-- Given request --
Could you write out the records below exactly as they appear, leaving out any pictures?
########################################
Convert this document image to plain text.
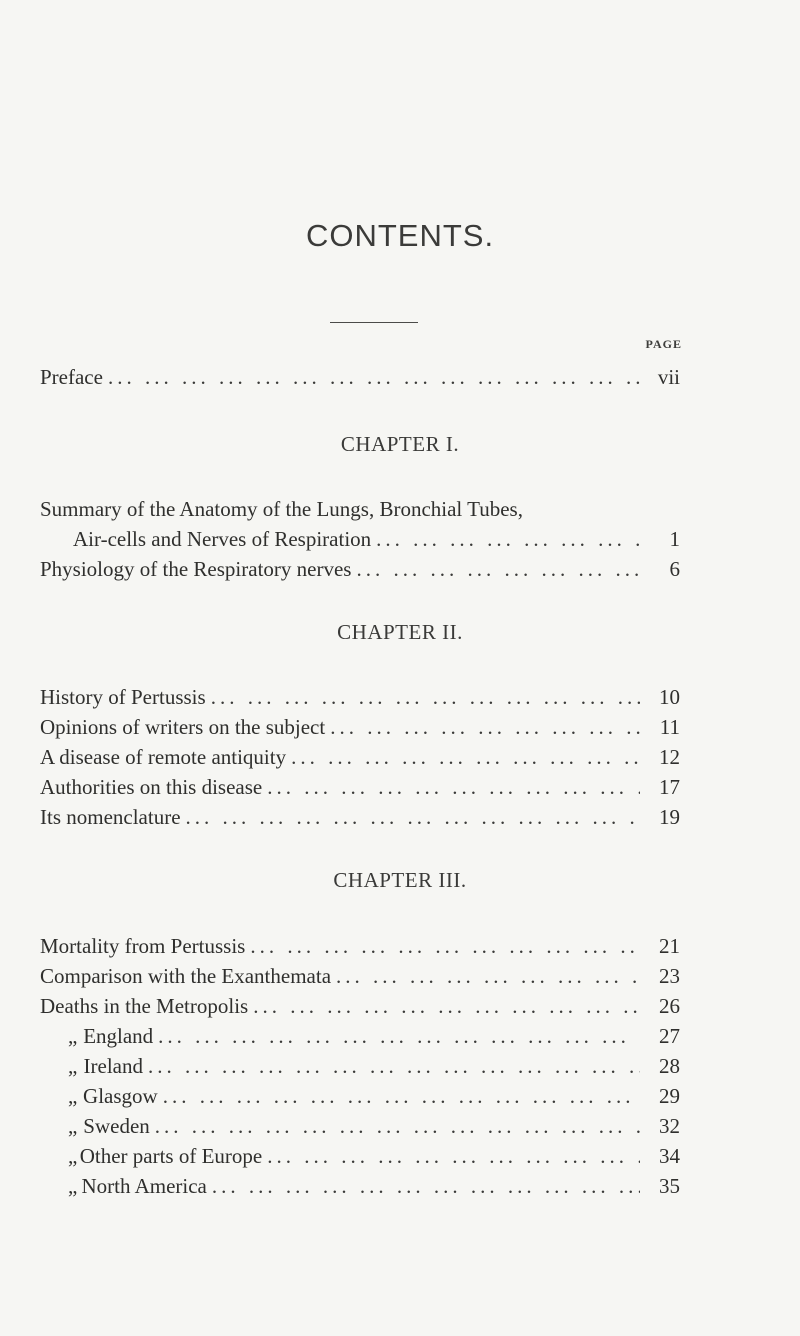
CONTENTS.
PAGE
Preface ... .	vii
CHAPTER I.
Summary of the Anatomy of the Lungs, Bronchial Tubes,
Air-cells and Nerves of Respiration ... .	1
Physiology of the Respiratory nerves ... .	6
CHAPTER II.
History of Pertussis ... .	10
Opinions of writers on the subject ... .	11
A disease of remote antiquity ... .	12
Authorities on this disease ... .	17
Its nomenclature ... .	19
CHAPTER III.
Mortality from Pertussis ... .	21
Comparison with the Exanthemata ... .	23
Deaths in the Metropolis ... .	26
„ England ... .	27
„ Ireland ... .	28
„ Glasgow ... .	29
„ Sweden ... .	32
„ Other parts of Europe ... .	34
„ North America ... .	35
########################################
-- Finished answer --
Convert this document image to plain text.
CONTENTS.
PAGE
Preface ... .	vii
CHAPTER I.
Summary of the Anatomy of the Lungs, Bronchial Tubes,
Air-cells and Nerves of Respiration ... .	1
Physiology of the Respiratory nerves ... .	6
CHAPTER II.
History of Pertussis ... .	10
Opinions of writers on the subject ... .	11
A disease of remote antiquity ... .	12
Authorities on this disease ... .	17
Its nomenclature ... .	19
CHAPTER III.
Mortality from Pertussis ... .	21
Comparison with the Exanthemata ... .	23
Deaths in the Metropolis ... .	26
„ England ... .	27
„ Ireland ... .	28
„ Glasgow ... .	29
„ Sweden ... .	32
„ Other parts of Europe ... .	34
„ North America ... .	35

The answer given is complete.